**Required work**
[1] Name every county that appears in the UFO report.
[2] Please print the lines of the stored dataset items, starting at the beginning of the records and ending at the line that contains "x-category-label: CAFTA-DR —".

+++ Given text +++

Monday, 2 March 2020

UFO Report (UFO Cases):
“Sheriffs Watch High-Performance Discs
Also Tracked On Radar
March 14-20, 1966: Southeastern Michigan”


(NICAP.org)

“Original Page Source: http://www.fufor.com/case660314.htm

From about 3:50 a.m. on March 14 and for 2-1/2 hours thereafter, Washtenaw County sheriffs and police in neighboring jurisdictions reported disc-shaped objects moving at fantastic speeds and making sharp turns, diving and climbing, and hovering. At one point, four UFOs in straight-line formation were observed. Selfridge AFB confirmed tracking UFOs over Lake Erie at 4:56 a.m. Following is the log of ‘Complaint No. 00967’ signed by Cpl. Broderick and Deputy Patterson of the Washtenaw County Sheriff’s Department:

‘3:50 a.m. Received calls from Deputies Bushroe and Foster, car 19, stating that they saw some suspicious objects in the sky, disc, star-like colors, red and green, moving very fast, making sharp turns, having left to right movements, going in a Northwest direction.

4:04 a.m. Livingston County [sheriff’s department] called and stated that they also saw the objects, and were sending car to the location.

4:05 a.m. Ypsilanti Police Dept. also called stated that the object was seen at the location of US-12 and I-94 [intersection of a U.S. and an Interstate highway].

4:10. a.m. Monroe County [sheriffs department] called and stated that they also saw the objects.

4:20 a.m. Car 19 stated that they just saw four more in the same location moving at a high rate of speed.

4:30 a.m. Colonel Miller [county civil defense director] was called; he stated just to keep an eye on the objects that he did not know what to do, and also check with Willow Run Airport.

4:54 a.m. Car 19 called and stated that two more were spotted coming from the Southeast, over Monroe County. Also that they were side by side.

4:56 a.m. Monroe County [sheriffs department] stated that they just spotted the object, and also that they are having calls from citizens. Called Selfridge Air Base and they stated that they also had some objects [presumably on radar] over Lake Erie and were unable to get any ID from the objects. The Air Base called Detroit Operations and were to call this Dept. back as to the disposition.

5:30 a.m. Dep. Patterson and I [Cpl. Broderick] looked out of the office and saw a bright light that appeared to be over the Ypsilanti area. It looked like a star but was moving from North to East.

+++ Data excerpts +++

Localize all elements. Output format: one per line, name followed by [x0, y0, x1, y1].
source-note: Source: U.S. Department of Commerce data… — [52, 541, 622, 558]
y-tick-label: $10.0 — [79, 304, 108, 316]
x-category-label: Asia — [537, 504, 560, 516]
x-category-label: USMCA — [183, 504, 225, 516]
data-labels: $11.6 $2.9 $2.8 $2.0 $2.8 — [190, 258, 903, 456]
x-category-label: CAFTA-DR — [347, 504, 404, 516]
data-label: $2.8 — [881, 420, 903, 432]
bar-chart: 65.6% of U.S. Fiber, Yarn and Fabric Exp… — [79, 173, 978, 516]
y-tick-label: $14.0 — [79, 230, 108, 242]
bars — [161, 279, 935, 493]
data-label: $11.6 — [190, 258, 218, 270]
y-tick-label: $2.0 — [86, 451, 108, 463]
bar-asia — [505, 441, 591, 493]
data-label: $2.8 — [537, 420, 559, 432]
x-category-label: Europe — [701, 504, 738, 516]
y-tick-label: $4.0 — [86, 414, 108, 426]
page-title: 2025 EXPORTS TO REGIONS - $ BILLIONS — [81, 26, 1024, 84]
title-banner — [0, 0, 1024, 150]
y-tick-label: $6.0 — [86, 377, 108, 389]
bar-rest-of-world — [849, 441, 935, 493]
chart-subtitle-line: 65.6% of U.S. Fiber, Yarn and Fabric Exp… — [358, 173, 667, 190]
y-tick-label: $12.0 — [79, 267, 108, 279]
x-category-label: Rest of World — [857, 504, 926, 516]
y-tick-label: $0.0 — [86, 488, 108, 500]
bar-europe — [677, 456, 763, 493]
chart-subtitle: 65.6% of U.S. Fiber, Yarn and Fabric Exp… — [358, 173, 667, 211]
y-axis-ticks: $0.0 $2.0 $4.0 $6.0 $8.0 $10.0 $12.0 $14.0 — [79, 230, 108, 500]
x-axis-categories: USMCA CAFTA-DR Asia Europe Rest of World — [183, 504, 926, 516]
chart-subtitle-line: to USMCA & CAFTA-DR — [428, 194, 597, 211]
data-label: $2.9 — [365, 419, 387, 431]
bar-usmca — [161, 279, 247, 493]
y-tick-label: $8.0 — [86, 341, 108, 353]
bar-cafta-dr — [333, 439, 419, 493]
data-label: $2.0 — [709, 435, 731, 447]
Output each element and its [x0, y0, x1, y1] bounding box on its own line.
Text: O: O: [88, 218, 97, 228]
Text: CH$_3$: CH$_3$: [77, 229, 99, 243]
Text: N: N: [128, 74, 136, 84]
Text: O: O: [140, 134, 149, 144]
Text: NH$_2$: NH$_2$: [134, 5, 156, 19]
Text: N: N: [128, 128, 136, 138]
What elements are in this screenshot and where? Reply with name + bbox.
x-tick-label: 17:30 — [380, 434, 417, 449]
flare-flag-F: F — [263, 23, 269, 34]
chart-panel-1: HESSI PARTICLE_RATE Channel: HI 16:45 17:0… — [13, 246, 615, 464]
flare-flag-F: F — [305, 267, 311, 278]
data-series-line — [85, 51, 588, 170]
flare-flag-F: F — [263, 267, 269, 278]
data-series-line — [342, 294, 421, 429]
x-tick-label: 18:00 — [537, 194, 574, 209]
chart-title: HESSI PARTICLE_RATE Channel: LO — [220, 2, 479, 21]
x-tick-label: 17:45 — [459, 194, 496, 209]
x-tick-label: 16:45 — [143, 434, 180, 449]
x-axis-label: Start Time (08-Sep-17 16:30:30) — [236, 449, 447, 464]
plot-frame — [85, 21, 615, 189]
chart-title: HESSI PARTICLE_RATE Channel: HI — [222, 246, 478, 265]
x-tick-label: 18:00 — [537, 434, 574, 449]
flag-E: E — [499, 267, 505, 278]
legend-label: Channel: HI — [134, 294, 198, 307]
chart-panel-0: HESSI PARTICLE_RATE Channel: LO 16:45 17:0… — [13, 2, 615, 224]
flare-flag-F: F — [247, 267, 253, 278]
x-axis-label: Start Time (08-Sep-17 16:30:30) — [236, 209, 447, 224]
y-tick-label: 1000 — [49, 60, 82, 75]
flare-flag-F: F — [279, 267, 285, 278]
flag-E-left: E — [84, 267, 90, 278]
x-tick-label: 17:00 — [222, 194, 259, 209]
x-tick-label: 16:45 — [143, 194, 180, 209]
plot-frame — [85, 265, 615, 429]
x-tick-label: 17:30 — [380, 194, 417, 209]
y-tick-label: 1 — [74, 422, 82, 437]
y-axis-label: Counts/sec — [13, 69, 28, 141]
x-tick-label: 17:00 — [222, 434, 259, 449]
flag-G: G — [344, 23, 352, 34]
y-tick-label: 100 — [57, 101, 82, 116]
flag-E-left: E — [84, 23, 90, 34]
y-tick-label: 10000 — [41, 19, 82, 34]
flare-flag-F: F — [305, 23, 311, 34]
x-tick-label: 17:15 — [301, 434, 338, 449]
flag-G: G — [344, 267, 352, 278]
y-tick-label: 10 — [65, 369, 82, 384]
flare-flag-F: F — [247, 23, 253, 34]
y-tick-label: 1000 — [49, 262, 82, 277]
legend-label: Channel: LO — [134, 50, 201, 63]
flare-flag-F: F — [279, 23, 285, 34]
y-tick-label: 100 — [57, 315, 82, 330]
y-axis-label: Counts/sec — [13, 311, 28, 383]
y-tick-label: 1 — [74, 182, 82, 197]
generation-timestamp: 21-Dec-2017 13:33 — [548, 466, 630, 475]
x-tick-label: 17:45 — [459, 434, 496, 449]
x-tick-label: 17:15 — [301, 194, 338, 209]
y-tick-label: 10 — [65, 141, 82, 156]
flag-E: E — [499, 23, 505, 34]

+++

**Task solutions**
[1]
Washtenaw County
Livingston County
Monroe County

[2]
Localize all elements. Output format: one per line, name followed by [x0, y0, x1, y1].
source-note: Source: U.S. Department of Commerce data… — [52, 541, 622, 558]
y-tick-label: $10.0 — [79, 304, 108, 316]
x-category-label: Asia — [537, 504, 560, 516]
x-category-label: USMCA — [183, 504, 225, 516]
data-labels: $11.6 $2.9 $2.8 $2.0 $2.8 — [190, 258, 903, 456]
x-category-label: CAFTA-DR — [347, 504, 404, 516]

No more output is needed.